-- begin RECORDS FOR THE TASK --
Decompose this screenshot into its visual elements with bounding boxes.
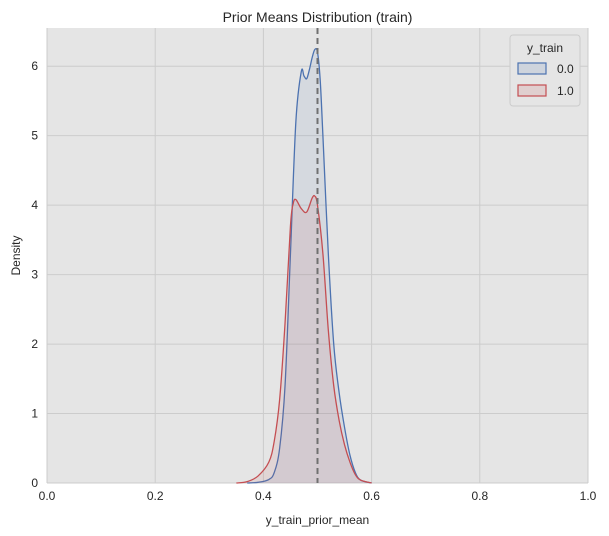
legend-label-0.0: 0.0 <box>557 62 574 76</box>
density-areas <box>236 48 372 484</box>
legend-items: 0.0 1.0 <box>517 62 574 98</box>
legend-title: y_train <box>527 41 563 55</box>
y-tick-label: 2 <box>31 337 38 351</box>
y-tick-label: 0 <box>31 476 38 490</box>
chart-title: Prior Means Distribution (train) <box>223 9 413 25</box>
legend-swatch-0.0 <box>517 62 547 75</box>
x-axis-ticks: 0.0 0.2 0.4 0.6 0.8 1.0 <box>39 489 597 503</box>
x-tick-label: 0.2 <box>147 489 164 503</box>
y-tick-label: 1 <box>31 407 38 421</box>
legend-label-1.0: 1.0 <box>557 84 574 98</box>
y-tick-label: 3 <box>31 268 38 282</box>
y-tick-label: 4 <box>31 198 38 212</box>
y-axis-label: Density <box>9 235 23 275</box>
density-fill-1.0 <box>236 195 372 484</box>
x-tick-label: 0.8 <box>471 489 488 503</box>
y-axis-ticks: 0 1 2 3 4 5 6 <box>31 59 38 490</box>
x-tick-label: 1.0 <box>580 489 597 503</box>
density-fill-0.0 <box>247 48 372 483</box>
x-tick-label: 0.4 <box>255 489 272 503</box>
density-line-1.0 <box>236 194 372 484</box>
y-tick-label: 5 <box>31 129 38 143</box>
density-line-0.0 <box>247 48 372 484</box>
x-tick-label: 0.6 <box>363 489 380 503</box>
x-axis-label: y_train_prior_mean <box>266 513 369 527</box>
legend-swatch-1.0 <box>517 84 547 97</box>
legend-box <box>509 34 581 107</box>
x-tick-label: 0.0 <box>39 489 56 503</box>
y-tick-label: 6 <box>31 59 38 73</box>
legend: y_train 0.0 1.0 <box>509 34 581 107</box>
-- end RECORDS FOR THE TASK --
Copy the lines above word for word, but leave out the picture.

## EXERCISE RESULT
Decompose this screenshot into its visual elements with bounding boxes.
legend-label-0.0: 0.0 <box>557 62 574 76</box>
density-areas <box>236 48 372 484</box>
legend-items: 0.0 1.0 <box>517 62 574 98</box>
legend-title: y_train <box>527 41 563 55</box>
y-tick-label: 2 <box>31 337 38 351</box>
y-tick-label: 0 <box>31 476 38 490</box>
chart-title: Prior Means Distribution (train) <box>223 9 413 25</box>
legend-swatch-0.0 <box>517 62 547 75</box>
x-axis-ticks: 0.0 0.2 0.4 0.6 0.8 1.0 <box>39 489 597 503</box>
x-tick-label: 0.2 <box>147 489 164 503</box>
y-tick-label: 1 <box>31 407 38 421</box>
legend-label-1.0: 1.0 <box>557 84 574 98</box>
y-tick-label: 3 <box>31 268 38 282</box>
y-tick-label: 4 <box>31 198 38 212</box>
y-axis-label: Density <box>9 235 23 275</box>
density-fill-1.0 <box>236 195 372 484</box>
x-tick-label: 0.8 <box>471 489 488 503</box>
y-axis-ticks: 0 1 2 3 4 5 6 <box>31 59 38 490</box>
x-tick-label: 1.0 <box>580 489 597 503</box>
density-fill-0.0 <box>247 48 372 483</box>
x-tick-label: 0.4 <box>255 489 272 503</box>
density-line-1.0 <box>236 194 372 484</box>
y-tick-label: 5 <box>31 129 38 143</box>
density-line-0.0 <box>247 48 372 484</box>
x-tick-label: 0.6 <box>363 489 380 503</box>
x-axis-label: y_train_prior_mean <box>266 513 369 527</box>
legend-swatch-1.0 <box>517 84 547 97</box>
legend-box <box>509 34 581 107</box>
x-tick-label: 0.0 <box>39 489 56 503</box>
y-tick-label: 6 <box>31 59 38 73</box>
legend: y_train 0.0 1.0 <box>509 34 581 107</box>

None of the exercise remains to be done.